Work to complete => Scan the data below and report how many lines include the word "Flow". Nothing else is wanted.

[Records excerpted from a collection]

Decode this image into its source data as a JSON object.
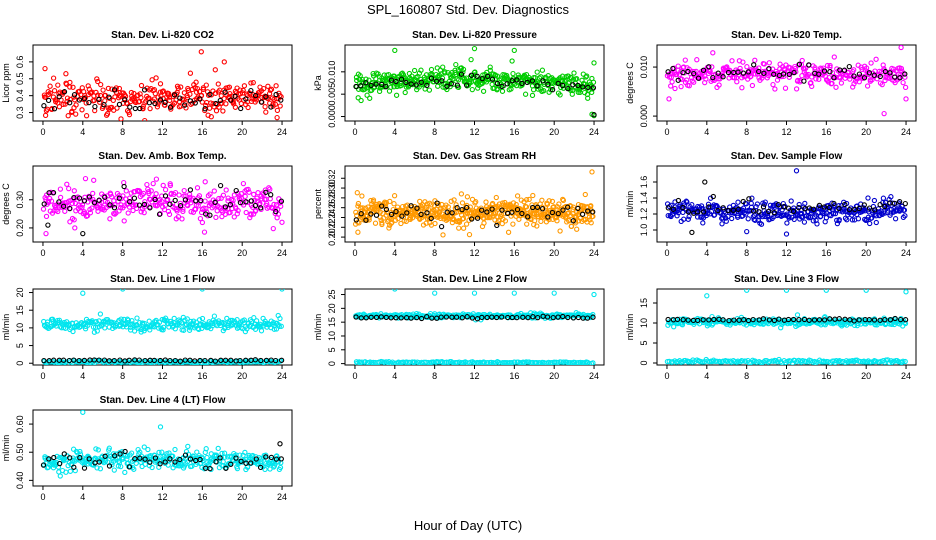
{
  "figure": {
    "title": "SPL_160807  Std. Dev. Diagnostics",
    "xlabel": "Hour of Day (UTC)"
  },
  "chart_data": [
    {
      "id": "co2",
      "type": "scatter",
      "title": "Stan. Dev. Li-820 CO2",
      "ylabel": "Licor ppm",
      "xlim": [
        -1,
        25
      ],
      "ylim": [
        0.25,
        0.7
      ],
      "xticks": [
        "0",
        "4",
        "8",
        "12",
        "16",
        "20",
        "24"
      ],
      "xtick_values": [
        0,
        4,
        8,
        12,
        16,
        20,
        24
      ],
      "yticks": [
        "0.3",
        "0.4",
        "0.5",
        "0.6"
      ],
      "ytick_values": [
        0.3,
        0.4,
        0.5,
        0.6
      ],
      "series": [
        {
          "color": "#ff0000",
          "n": 320,
          "base": 0.39,
          "spread": 0.09,
          "trend": 0.0,
          "outliers": [
            [
              15.9,
              0.66
            ],
            [
              18.2,
              0.6
            ],
            [
              23.5,
              0.27
            ],
            [
              2.3,
              0.53
            ],
            [
              0.2,
              0.56
            ]
          ]
        },
        {
          "color": "#000000",
          "n": 48,
          "base": 0.37,
          "spread": 0.05,
          "trend": 0.0,
          "outliers": []
        }
      ]
    },
    {
      "id": "pressure",
      "type": "scatter",
      "title": "Stan. Dev. Li-820 Pressure",
      "ylabel": "kPa",
      "xlim": [
        -1,
        25
      ],
      "ylim": [
        -0.001,
        0.016
      ],
      "xticks": [
        "0",
        "4",
        "8",
        "12",
        "16",
        "20",
        "24"
      ],
      "xtick_values": [
        0,
        4,
        8,
        12,
        16,
        20,
        24
      ],
      "yticks": [
        "0.000",
        "0.005",
        "0.010"
      ],
      "ytick_values": [
        0,
        0.005,
        0.01
      ],
      "series": [
        {
          "color": "#00cc00",
          "n": 420,
          "base": 0.0065,
          "spread": 0.0022,
          "trend": 0.002,
          "outliers": [
            [
              4.0,
              0.0148
            ],
            [
              12.0,
              0.0152
            ],
            [
              16.0,
              0.0148
            ],
            [
              24.0,
              0.012
            ],
            [
              23.8,
              0.0005
            ],
            [
              24.0,
              0.0002
            ]
          ]
        },
        {
          "color": "#000000",
          "n": 48,
          "base": 0.0062,
          "spread": 0.0012,
          "trend": 0.0018,
          "outliers": [
            [
              24.0,
              0.0004
            ]
          ]
        }
      ]
    },
    {
      "id": "temp",
      "type": "scatter",
      "title": "Stan. Dev. Li-820 Temp.",
      "ylabel": "degrees C",
      "xlim": [
        -1,
        25
      ],
      "ylim": [
        -0.001,
        0.0145
      ],
      "xticks": [
        "0",
        "4",
        "8",
        "12",
        "16",
        "20",
        "24"
      ],
      "xtick_values": [
        0,
        4,
        8,
        12,
        16,
        20,
        24
      ],
      "yticks": [
        "0.000",
        "0.010"
      ],
      "ytick_values": [
        0,
        0.01
      ],
      "series": [
        {
          "color": "#ff00ff",
          "n": 320,
          "base": 0.0082,
          "spread": 0.0021,
          "trend": 0.0005,
          "outliers": [
            [
              23.5,
              0.014
            ],
            [
              21.8,
              0.0005
            ],
            [
              0.2,
              0.0035
            ],
            [
              24.0,
              0.0035
            ]
          ]
        },
        {
          "color": "#000000",
          "n": 48,
          "base": 0.0085,
          "spread": 0.0014,
          "trend": 0.0005,
          "outliers": []
        }
      ]
    },
    {
      "id": "box",
      "type": "scatter",
      "title": "Stan. Dev. Amb. Box Temp.",
      "ylabel": "degrees C",
      "xlim": [
        -1,
        25
      ],
      "ylim": [
        0.15,
        0.42
      ],
      "xticks": [
        "0",
        "4",
        "8",
        "12",
        "16",
        "20",
        "24"
      ],
      "xtick_values": [
        0,
        4,
        8,
        12,
        16,
        20,
        24
      ],
      "yticks": [
        "0.20",
        "0.30"
      ],
      "ytick_values": [
        0.2,
        0.3
      ],
      "series": [
        {
          "color": "#ff00ff",
          "n": 340,
          "base": 0.29,
          "spread": 0.055,
          "trend": 0.0,
          "outliers": [
            [
              0.3,
              0.18
            ],
            [
              3.2,
              0.2
            ],
            [
              24.0,
              0.22
            ]
          ]
        },
        {
          "color": "#000000",
          "n": 48,
          "base": 0.29,
          "spread": 0.04,
          "trend": 0.0,
          "outliers": [
            [
              4.0,
              0.18
            ],
            [
              0.5,
              0.21
            ]
          ]
        }
      ]
    },
    {
      "id": "rh",
      "type": "scatter",
      "title": "Stan. Dev. Gas Stream RH",
      "ylabel": "percent",
      "xlim": [
        -1,
        25
      ],
      "ylim": [
        0.19,
        0.345
      ],
      "xticks": [
        "0",
        "4",
        "8",
        "12",
        "16",
        "20",
        "24"
      ],
      "xtick_values": [
        0,
        4,
        8,
        12,
        16,
        20,
        24
      ],
      "yticks": [
        "0.20",
        "0.22",
        "0.24",
        "0.26",
        "0.28",
        "0.30",
        "0.32"
      ],
      "ytick_values": [
        0.2,
        0.22,
        0.24,
        0.26,
        0.28,
        0.3,
        0.32
      ],
      "series": [
        {
          "color": "#ff9900",
          "n": 520,
          "base": 0.25,
          "spread": 0.025,
          "trend": 0.0,
          "outliers": [
            [
              23.8,
              0.333
            ],
            [
              0.3,
              0.21
            ],
            [
              11.5,
              0.205
            ]
          ]
        },
        {
          "color": "#000000",
          "n": 48,
          "base": 0.248,
          "spread": 0.016,
          "trend": 0.0,
          "outliers": []
        }
      ]
    },
    {
      "id": "sample",
      "type": "scatter",
      "title": "Stan. Dev. Sample Flow",
      "ylabel": "ml/min",
      "xlim": [
        -1,
        25
      ],
      "ylim": [
        0.85,
        1.8
      ],
      "xticks": [
        "0",
        "4",
        "8",
        "12",
        "16",
        "20",
        "24"
      ],
      "xtick_values": [
        0,
        4,
        8,
        12,
        16,
        20,
        24
      ],
      "yticks": [
        "1.0",
        "1.2",
        "1.4",
        "1.6"
      ],
      "ytick_values": [
        1.0,
        1.2,
        1.4,
        1.6
      ],
      "series": [
        {
          "color": "#0000cc",
          "n": 360,
          "base": 1.26,
          "spread": 0.12,
          "trend": -0.04,
          "outliers": [
            [
              13.0,
              1.74
            ],
            [
              12.0,
              0.95
            ],
            [
              8.0,
              0.98
            ]
          ]
        },
        {
          "color": "#000000",
          "n": 48,
          "base": 1.3,
          "spread": 0.09,
          "trend": -0.03,
          "outliers": [
            [
              3.8,
              1.6
            ],
            [
              2.5,
              0.97
            ]
          ]
        }
      ]
    },
    {
      "id": "line1",
      "type": "scatter",
      "title": "Stan. Dev. Line 1 Flow",
      "ylabel": "ml/min",
      "xlim": [
        -1,
        25
      ],
      "ylim": [
        -0.5,
        21
      ],
      "xticks": [
        "0",
        "4",
        "8",
        "12",
        "16",
        "20",
        "24"
      ],
      "xtick_values": [
        0,
        4,
        8,
        12,
        16,
        20,
        24
      ],
      "yticks": [
        "0",
        "5",
        "10",
        "15",
        "20"
      ],
      "ytick_values": [
        0,
        5,
        10,
        15,
        20
      ],
      "series": [
        {
          "color": "#00e5ee",
          "n": 300,
          "base": 11.0,
          "spread": 1.5,
          "trend": 0.0,
          "outliers": [
            [
              4.0,
              19.8
            ],
            [
              8.0,
              21.0
            ],
            [
              16.0,
              21.0
            ],
            [
              24.0,
              21.0
            ]
          ]
        },
        {
          "color": "#00e5ee",
          "n": 150,
          "base": 0.4,
          "spread": 0.3,
          "trend": 0.0,
          "outliers": []
        },
        {
          "color": "#000000",
          "n": 48,
          "base": 0.8,
          "spread": 0.15,
          "trend": 0.0,
          "outliers": []
        }
      ]
    },
    {
      "id": "line2",
      "type": "scatter",
      "title": "Stan. Dev. Line 2 Flow",
      "ylabel": "ml/min",
      "xlim": [
        -1,
        25
      ],
      "ylim": [
        -0.5,
        27
      ],
      "xticks": [
        "0",
        "4",
        "8",
        "12",
        "16",
        "20",
        "24"
      ],
      "xtick_values": [
        0,
        4,
        8,
        12,
        16,
        20,
        24
      ],
      "yticks": [
        "0",
        "5",
        "10",
        "15",
        "20",
        "25"
      ],
      "ytick_values": [
        0,
        5,
        10,
        15,
        20,
        25
      ],
      "series": [
        {
          "color": "#00e5ee",
          "n": 300,
          "base": 17.3,
          "spread": 0.7,
          "trend": 0.0,
          "outliers": [
            [
              4.0,
              27.0
            ],
            [
              8.0,
              25.5
            ],
            [
              12.0,
              25.5
            ],
            [
              16.0,
              25.5
            ],
            [
              20.0,
              25.5
            ],
            [
              24.0,
              25.0
            ]
          ]
        },
        {
          "color": "#00e5ee",
          "n": 150,
          "base": 0.4,
          "spread": 0.3,
          "trend": 0.0,
          "outliers": []
        },
        {
          "color": "#000000",
          "n": 48,
          "base": 16.7,
          "spread": 0.3,
          "trend": 0.0,
          "outliers": []
        }
      ]
    },
    {
      "id": "line3",
      "type": "scatter",
      "title": "Stan. Dev. Line 3 Flow",
      "ylabel": "ml/min",
      "xlim": [
        -1,
        25
      ],
      "ylim": [
        -0.5,
        18.5
      ],
      "xticks": [
        "0",
        "4",
        "8",
        "12",
        "16",
        "20",
        "24"
      ],
      "xtick_values": [
        0,
        4,
        8,
        12,
        16,
        20,
        24
      ],
      "yticks": [
        "0",
        "5",
        "10",
        "15"
      ],
      "ytick_values": [
        0,
        5,
        10,
        15
      ],
      "series": [
        {
          "color": "#00e5ee",
          "n": 300,
          "base": 10.3,
          "spread": 0.8,
          "trend": 0.0,
          "outliers": [
            [
              4.0,
              16.8
            ],
            [
              8.0,
              18.2
            ],
            [
              12.0,
              18.2
            ],
            [
              16.0,
              18.2
            ],
            [
              20.0,
              18.2
            ],
            [
              24.0,
              17.8
            ]
          ]
        },
        {
          "color": "#00e5ee",
          "n": 150,
          "base": 0.4,
          "spread": 0.3,
          "trend": 0.0,
          "outliers": []
        },
        {
          "color": "#000000",
          "n": 48,
          "base": 10.8,
          "spread": 0.2,
          "trend": 0.0,
          "outliers": []
        }
      ]
    },
    {
      "id": "line4",
      "type": "scatter",
      "title": "Stan. Dev. Line 4 (LT) Flow",
      "ylabel": "ml/min",
      "xlim": [
        -1,
        25
      ],
      "ylim": [
        0.38,
        0.65
      ],
      "xticks": [
        "0",
        "4",
        "8",
        "12",
        "16",
        "20",
        "24"
      ],
      "xtick_values": [
        0,
        4,
        8,
        12,
        16,
        20,
        24
      ],
      "yticks": [
        "0.40",
        "0.50",
        "0.60"
      ],
      "ytick_values": [
        0.4,
        0.5,
        0.6
      ],
      "series": [
        {
          "color": "#00e5ee",
          "n": 340,
          "base": 0.465,
          "spread": 0.03,
          "trend": 0.01,
          "outliers": [
            [
              4.0,
              0.642
            ],
            [
              11.8,
              0.59
            ]
          ]
        },
        {
          "color": "#000000",
          "n": 48,
          "base": 0.465,
          "spread": 0.025,
          "trend": 0.01,
          "outliers": [
            [
              23.8,
              0.53
            ]
          ]
        }
      ]
    }
  ]
}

Right answer => 5